[Required task]:
Output all lines exactly.

* Start Data provided *

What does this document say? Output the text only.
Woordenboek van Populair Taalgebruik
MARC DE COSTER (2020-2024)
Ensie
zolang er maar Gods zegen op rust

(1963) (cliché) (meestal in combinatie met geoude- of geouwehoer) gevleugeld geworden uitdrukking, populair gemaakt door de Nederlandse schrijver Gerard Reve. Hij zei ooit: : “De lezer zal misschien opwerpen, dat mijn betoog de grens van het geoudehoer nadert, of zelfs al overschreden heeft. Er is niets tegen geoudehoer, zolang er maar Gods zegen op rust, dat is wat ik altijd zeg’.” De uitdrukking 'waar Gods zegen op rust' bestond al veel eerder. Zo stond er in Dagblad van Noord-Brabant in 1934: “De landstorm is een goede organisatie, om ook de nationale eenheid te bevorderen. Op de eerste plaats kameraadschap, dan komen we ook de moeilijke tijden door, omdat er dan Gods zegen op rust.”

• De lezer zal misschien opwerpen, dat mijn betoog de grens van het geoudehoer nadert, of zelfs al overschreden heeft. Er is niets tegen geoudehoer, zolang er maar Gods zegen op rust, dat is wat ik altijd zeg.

* End Data provided *

[Task answer]:
What does this document say? Output the text only.
Woordenboek van Populair Taalgebruik
MARC DE COSTER (2020-2024)
Ensie
zolang er maar Gods zegen op rust

(1963) (cliché) (meestal in combinatie met geoude- of geouwehoer) gevleugeld geworden uitdrukking, populair gemaakt door de Nederlandse schrijver Gerard Reve. Hij zei ooit: : “De lezer zal misschien opwerpen, dat mijn betoog de grens van het geoudehoer nadert, of zelfs al overschreden heeft. Er is niets tegen geoudehoer, zolang er maar Gods zegen op rust, dat is wat ik altijd zeg’.” De uitdrukking 'waar Gods zegen op rust' bestond al veel eerder. Zo stond er in Dagblad van Noord-Brabant in 1934: “De landstorm is een goede organisatie, om ook de nationale eenheid te bevorderen. Op de eerste plaats kameraadschap, dan komen we ook de moeilijke tijden door, omdat er dan Gods zegen op rust.”

• De lezer zal misschien opwerpen, dat mijn betoog de grens van het geoudehoer nadert, of zelfs al overschreden heeft. Er is niets tegen geoudehoer, zolang er maar Gods zegen op rust, dat is wat ik altijd zeg.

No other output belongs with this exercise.